→ PROBLEM REQUIREMENTS: Can you retype every record below exactly as written?

→ INFORMATION PROVIDED:
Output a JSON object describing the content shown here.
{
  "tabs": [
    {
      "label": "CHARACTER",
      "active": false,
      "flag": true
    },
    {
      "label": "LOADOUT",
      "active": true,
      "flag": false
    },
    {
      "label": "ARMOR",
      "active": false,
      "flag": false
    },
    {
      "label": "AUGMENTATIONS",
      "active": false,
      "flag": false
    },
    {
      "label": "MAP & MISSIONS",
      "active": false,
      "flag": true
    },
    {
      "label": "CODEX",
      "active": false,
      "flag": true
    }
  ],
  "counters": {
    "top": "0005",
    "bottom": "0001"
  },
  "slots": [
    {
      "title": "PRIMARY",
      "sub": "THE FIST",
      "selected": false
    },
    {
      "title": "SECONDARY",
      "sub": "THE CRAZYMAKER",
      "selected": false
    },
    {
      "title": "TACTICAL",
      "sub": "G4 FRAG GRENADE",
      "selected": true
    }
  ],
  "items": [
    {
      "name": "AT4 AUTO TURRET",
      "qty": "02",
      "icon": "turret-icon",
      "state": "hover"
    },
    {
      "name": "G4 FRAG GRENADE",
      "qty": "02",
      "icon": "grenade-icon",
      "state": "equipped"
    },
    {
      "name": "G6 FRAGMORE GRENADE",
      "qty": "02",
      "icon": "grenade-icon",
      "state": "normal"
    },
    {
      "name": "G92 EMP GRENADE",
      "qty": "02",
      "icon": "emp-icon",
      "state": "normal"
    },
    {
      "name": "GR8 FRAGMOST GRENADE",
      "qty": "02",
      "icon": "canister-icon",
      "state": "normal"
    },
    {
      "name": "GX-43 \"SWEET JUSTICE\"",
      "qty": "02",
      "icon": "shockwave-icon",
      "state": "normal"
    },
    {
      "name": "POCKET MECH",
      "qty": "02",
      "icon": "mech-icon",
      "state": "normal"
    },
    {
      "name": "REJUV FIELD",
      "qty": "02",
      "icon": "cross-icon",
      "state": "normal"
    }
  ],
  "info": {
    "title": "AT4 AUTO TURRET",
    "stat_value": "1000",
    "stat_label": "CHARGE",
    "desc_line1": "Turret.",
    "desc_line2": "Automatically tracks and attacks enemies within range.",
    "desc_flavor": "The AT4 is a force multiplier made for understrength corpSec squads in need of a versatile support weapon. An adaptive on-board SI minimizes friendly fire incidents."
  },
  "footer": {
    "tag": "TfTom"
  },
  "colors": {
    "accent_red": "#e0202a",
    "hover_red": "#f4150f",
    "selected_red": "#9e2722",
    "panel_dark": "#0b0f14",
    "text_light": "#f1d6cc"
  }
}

→ THE COMPLETED TASK:
Output a JSON object describing the content shown here.
{
  "tabs": [
    {
      "label": "CHARACTER",
      "active": false,
      "flag": true
    },
    {
      "label": "LOADOUT",
      "active": true,
      "flag": false
    },
    {
      "label": "ARMOR",
      "active": false,
      "flag": false
    },
    {
      "label": "AUGMENTATIONS",
      "active": false,
      "flag": false
    },
    {
      "label": "MAP & MISSIONS",
      "active": false,
      "flag": true
    },
    {
      "label": "CODEX",
      "active": false,
      "flag": true
    }
  ],
  "counters": {
    "top": "0005",
    "bottom": "0001"
  },
  "slots": [
    {
      "title": "PRIMARY",
      "sub": "THE FIST",
      "selected": false
    },
    {
      "title": "SECONDARY",
      "sub": "THE CRAZYMAKER",
      "selected": false
    },
    {
      "title": "TACTICAL",
      "sub": "G4 FRAG GRENADE",
      "selected": true
    }
  ],
  "items": [
    {
      "name": "AT4 AUTO TURRET",
      "qty": "02",
      "icon": "turret-icon",
      "state": "hover"
    },
    {
      "name": "G4 FRAG GRENADE",
      "qty": "02",
      "icon": "grenade-icon",
      "state": "equipped"
    },
    {
      "name": "G6 FRAGMORE GRENADE",
      "qty": "02",
      "icon": "grenade-icon",
      "state": "normal"
    },
    {
      "name": "G92 EMP GRENADE",
      "qty": "02",
      "icon": "emp-icon",
      "state": "normal"
    },
    {
      "name": "GR8 FRAGMOST GRENADE",
      "qty": "02",
      "icon": "canister-icon",
      "state": "normal"
    },
    {
      "name": "GX-43 \"SWEET JUSTICE\"",
      "qty": "02",
      "icon": "shockwave-icon",
      "state": "normal"
    },
    {
      "name": "POCKET MECH",
      "qty": "02",
      "icon": "mech-icon",
      "state": "normal"
    },
    {
      "name": "REJUV FIELD",
      "qty": "02",
      "icon": "cross-icon",
      "state": "normal"
    }
  ],
  "info": {
    "title": "AT4 AUTO TURRET",
    "stat_value": "1000",
    "stat_label": "CHARGE",
    "desc_line1": "Turret.",
    "desc_line2": "Automatically tracks and attacks enemies within range.",
    "desc_flavor": "The AT4 is a force multiplier made for understrength corpSec squads in need of a versatile support weapon. An adaptive on-board SI minimizes friendly fire incidents."
  },
  "footer": {
    "tag": "TfTom"
  },
  "colors": {
    "accent_red": "#e0202a",
    "hover_red": "#f4150f",
    "selected_red": "#9e2722",
    "panel_dark": "#0b0f14",
    "text_light": "#f1d6cc"
  }
}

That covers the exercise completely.